**INSTRUCTIONS FOR THE TASK**
Select every line holding the word "this" and copy it.

(Dataset items)
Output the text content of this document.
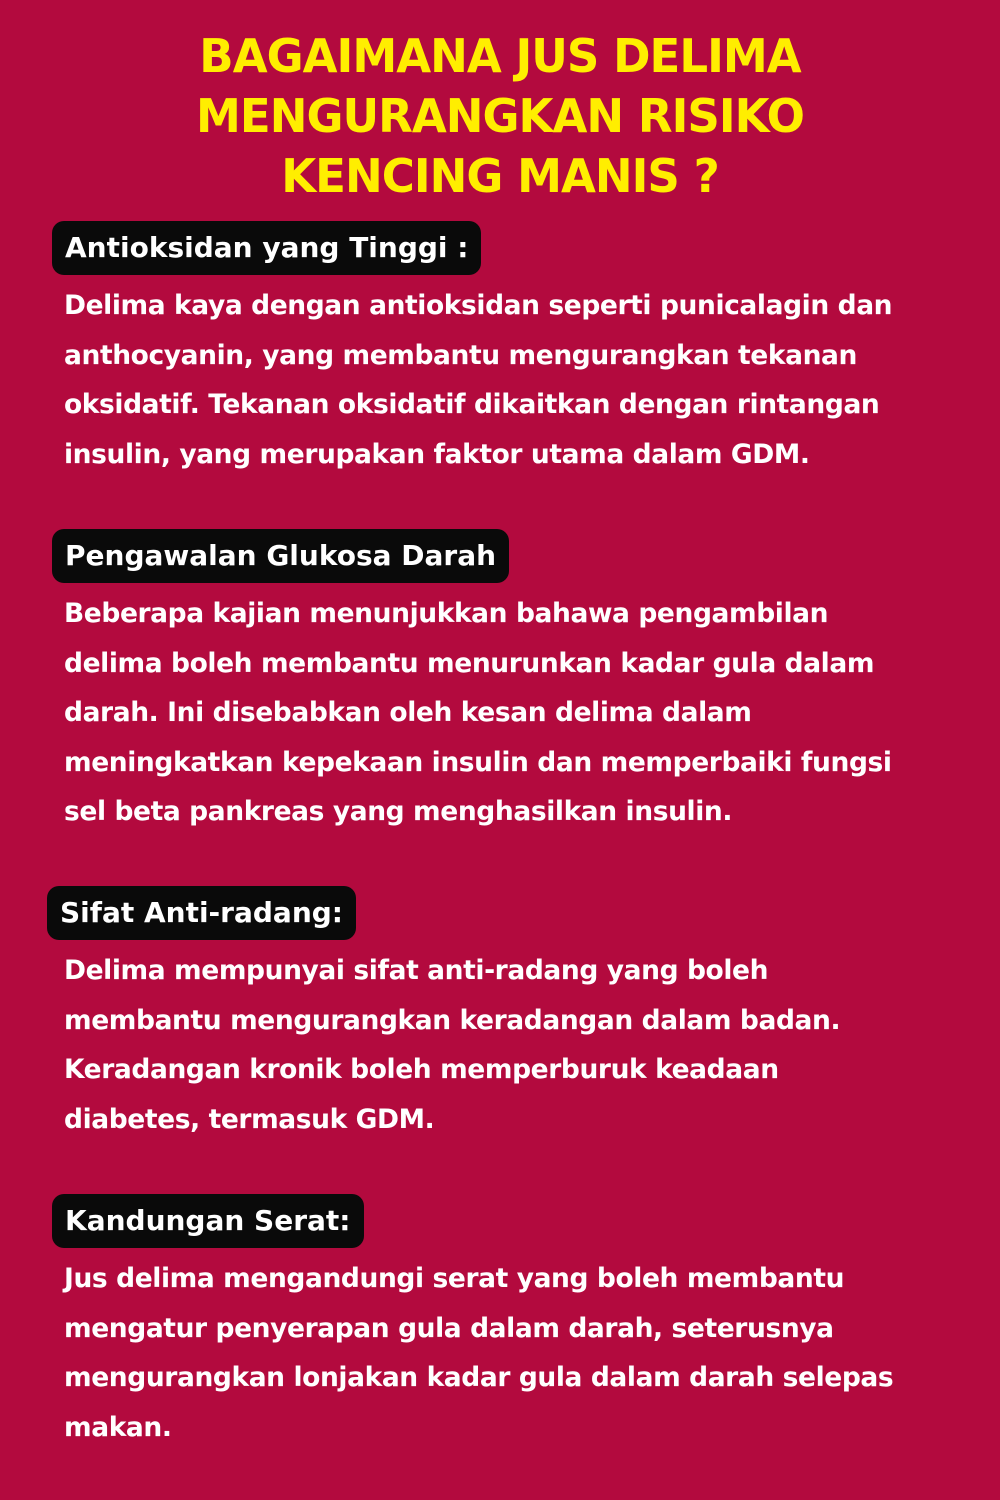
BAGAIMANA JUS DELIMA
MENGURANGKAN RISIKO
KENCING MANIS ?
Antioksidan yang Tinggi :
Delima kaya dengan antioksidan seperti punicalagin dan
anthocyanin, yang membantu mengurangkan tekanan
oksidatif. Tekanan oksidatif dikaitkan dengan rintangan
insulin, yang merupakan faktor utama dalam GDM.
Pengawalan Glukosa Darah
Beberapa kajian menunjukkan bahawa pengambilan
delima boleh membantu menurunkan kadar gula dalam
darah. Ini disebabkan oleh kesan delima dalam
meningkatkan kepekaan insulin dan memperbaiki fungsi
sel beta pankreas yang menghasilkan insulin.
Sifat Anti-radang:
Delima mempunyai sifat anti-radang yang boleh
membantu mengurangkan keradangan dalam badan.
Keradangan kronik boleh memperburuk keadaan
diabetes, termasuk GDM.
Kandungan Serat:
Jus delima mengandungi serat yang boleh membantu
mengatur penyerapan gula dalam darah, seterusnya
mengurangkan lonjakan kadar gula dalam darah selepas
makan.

---

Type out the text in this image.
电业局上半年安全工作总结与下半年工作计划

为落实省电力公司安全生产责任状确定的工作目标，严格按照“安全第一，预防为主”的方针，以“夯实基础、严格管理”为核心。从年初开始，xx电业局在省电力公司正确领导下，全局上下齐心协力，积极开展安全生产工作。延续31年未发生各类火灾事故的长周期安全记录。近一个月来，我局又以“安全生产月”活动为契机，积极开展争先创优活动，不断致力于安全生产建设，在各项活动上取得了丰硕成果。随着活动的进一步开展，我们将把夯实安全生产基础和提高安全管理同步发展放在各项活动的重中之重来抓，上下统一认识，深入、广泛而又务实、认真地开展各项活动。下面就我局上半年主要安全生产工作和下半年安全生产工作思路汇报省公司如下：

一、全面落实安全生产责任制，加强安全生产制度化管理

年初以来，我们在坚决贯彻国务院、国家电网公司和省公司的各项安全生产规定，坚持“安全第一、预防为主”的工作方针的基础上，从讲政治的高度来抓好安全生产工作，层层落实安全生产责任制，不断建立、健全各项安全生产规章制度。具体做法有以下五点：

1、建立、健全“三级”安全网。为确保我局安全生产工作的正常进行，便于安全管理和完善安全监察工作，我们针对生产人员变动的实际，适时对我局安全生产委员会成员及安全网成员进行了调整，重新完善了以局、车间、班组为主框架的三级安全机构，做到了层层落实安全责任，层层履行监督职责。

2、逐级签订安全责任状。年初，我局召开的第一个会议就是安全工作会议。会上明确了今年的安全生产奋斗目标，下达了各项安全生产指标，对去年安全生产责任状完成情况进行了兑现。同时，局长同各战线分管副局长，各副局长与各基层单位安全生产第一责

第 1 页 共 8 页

**SOLUTION BELOW**
Output the text content of this document.
Type out the text in this image.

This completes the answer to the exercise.